Short exercise
Gather the lines below that include the string "square", copying each in full.

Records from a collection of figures

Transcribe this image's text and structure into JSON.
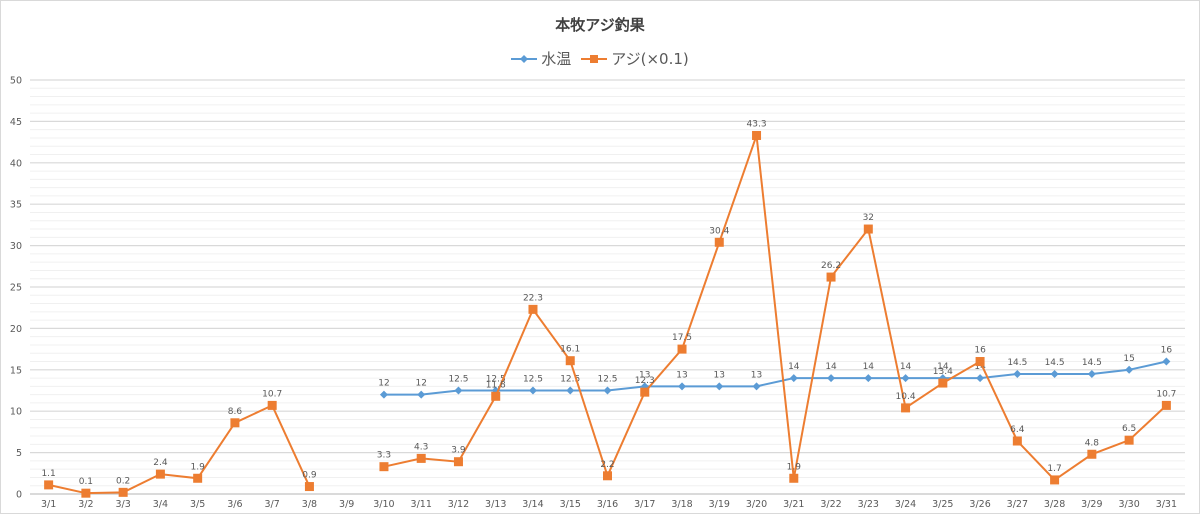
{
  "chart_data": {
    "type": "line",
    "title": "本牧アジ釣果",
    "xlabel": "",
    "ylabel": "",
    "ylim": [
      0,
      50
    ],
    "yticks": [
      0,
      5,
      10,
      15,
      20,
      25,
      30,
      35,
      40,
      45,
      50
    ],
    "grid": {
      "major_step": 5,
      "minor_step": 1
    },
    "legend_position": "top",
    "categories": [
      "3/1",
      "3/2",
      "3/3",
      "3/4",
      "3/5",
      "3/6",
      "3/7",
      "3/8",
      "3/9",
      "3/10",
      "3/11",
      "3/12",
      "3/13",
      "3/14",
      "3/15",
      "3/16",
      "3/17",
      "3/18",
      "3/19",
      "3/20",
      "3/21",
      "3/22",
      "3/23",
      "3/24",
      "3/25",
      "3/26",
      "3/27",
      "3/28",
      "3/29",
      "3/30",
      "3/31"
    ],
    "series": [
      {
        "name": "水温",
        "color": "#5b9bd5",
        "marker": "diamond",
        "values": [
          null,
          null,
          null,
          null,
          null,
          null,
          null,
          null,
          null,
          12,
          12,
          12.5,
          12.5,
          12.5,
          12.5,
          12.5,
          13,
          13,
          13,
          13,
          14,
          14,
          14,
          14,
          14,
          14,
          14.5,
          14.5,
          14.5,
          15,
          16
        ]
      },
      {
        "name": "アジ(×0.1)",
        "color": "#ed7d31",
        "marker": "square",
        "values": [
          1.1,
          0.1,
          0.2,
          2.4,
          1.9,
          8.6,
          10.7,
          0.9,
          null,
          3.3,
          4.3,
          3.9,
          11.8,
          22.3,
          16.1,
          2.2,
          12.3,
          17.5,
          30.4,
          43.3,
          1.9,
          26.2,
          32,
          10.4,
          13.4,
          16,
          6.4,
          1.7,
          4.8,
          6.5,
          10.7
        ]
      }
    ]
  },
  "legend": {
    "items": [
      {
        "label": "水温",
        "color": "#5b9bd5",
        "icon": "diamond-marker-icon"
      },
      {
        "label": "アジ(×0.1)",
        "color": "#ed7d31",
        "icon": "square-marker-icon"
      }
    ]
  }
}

Solution for this exercise
        "marker": "square",
        "icon": "square-marker-icon"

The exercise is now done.